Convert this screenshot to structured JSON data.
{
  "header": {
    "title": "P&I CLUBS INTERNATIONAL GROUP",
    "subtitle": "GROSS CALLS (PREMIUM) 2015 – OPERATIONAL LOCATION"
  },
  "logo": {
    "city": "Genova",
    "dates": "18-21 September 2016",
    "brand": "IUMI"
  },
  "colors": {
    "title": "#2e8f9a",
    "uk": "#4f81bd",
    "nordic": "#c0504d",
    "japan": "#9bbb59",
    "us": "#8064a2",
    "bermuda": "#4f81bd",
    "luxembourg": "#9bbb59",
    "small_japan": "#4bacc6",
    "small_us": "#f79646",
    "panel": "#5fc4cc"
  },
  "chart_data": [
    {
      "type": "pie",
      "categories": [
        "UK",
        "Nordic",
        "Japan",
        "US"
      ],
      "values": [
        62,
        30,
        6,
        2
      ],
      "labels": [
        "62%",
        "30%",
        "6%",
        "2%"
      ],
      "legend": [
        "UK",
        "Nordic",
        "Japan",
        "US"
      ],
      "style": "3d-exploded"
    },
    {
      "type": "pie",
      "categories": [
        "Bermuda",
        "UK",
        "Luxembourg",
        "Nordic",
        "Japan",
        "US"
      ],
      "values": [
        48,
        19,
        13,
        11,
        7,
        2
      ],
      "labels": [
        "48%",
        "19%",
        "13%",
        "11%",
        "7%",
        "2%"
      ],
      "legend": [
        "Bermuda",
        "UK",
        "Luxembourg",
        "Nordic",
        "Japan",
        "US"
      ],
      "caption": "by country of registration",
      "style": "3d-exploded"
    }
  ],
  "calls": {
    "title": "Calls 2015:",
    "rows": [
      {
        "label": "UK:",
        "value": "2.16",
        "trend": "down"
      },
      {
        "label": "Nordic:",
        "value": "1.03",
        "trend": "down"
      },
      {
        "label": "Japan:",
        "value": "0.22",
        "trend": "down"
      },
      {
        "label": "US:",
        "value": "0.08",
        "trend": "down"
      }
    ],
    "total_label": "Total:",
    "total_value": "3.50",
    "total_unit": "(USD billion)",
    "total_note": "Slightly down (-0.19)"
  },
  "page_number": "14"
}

> **OBJECTIVE**:
The records above are to be copied in full, exactly as written.

> **ANSWER TO THE TASK**:
Convert this screenshot to structured JSON data.
{
  "header": {
    "title": "P&I CLUBS INTERNATIONAL GROUP",
    "subtitle": "GROSS CALLS (PREMIUM) 2015 – OPERATIONAL LOCATION"
  },
  "logo": {
    "city": "Genova",
    "dates": "18-21 September 2016",
    "brand": "IUMI"
  },
  "colors": {
    "title": "#2e8f9a",
    "uk": "#4f81bd",
    "nordic": "#c0504d",
    "japan": "#9bbb59",
    "us": "#8064a2",
    "bermuda": "#4f81bd",
    "luxembourg": "#9bbb59",
    "small_japan": "#4bacc6",
    "small_us": "#f79646",
    "panel": "#5fc4cc"
  },
  "chart_data": [
    {
      "type": "pie",
      "categories": [
        "UK",
        "Nordic",
        "Japan",
        "US"
      ],
      "values": [
        62,
        30,
        6,
        2
      ],
      "labels": [
        "62%",
        "30%",
        "6%",
        "2%"
      ],
      "legend": [
        "UK",
        "Nordic",
        "Japan",
        "US"
      ],
      "style": "3d-exploded"
    },
    {
      "type": "pie",
      "categories": [
        "Bermuda",
        "UK",
        "Luxembourg",
        "Nordic",
        "Japan",
        "US"
      ],
      "values": [
        48,
        19,
        13,
        11,
        7,
        2
      ],
      "labels": [
        "48%",
        "19%",
        "13%",
        "11%",
        "7%",
        "2%"
      ],
      "legend": [
        "Bermuda",
        "UK",
        "Luxembourg",
        "Nordic",
        "Japan",
        "US"
      ],
      "caption": "by country of registration",
      "style": "3d-exploded"
    }
  ],
  "calls": {
    "title": "Calls 2015:",
    "rows": [
      {
        "label": "UK:",
        "value": "2.16",
        "trend": "down"
      },
      {
        "label": "Nordic:",
        "value": "1.03",
        "trend": "down"
      },
      {
        "label": "Japan:",
        "value": "0.22",
        "trend": "down"
      },
      {
        "label": "US:",
        "value": "0.08",
        "trend": "down"
      }
    ],
    "total_label": "Total:",
    "total_value": "3.50",
    "total_unit": "(USD billion)",
    "total_note": "Slightly down (-0.19)"
  },
  "page_number": "14"
}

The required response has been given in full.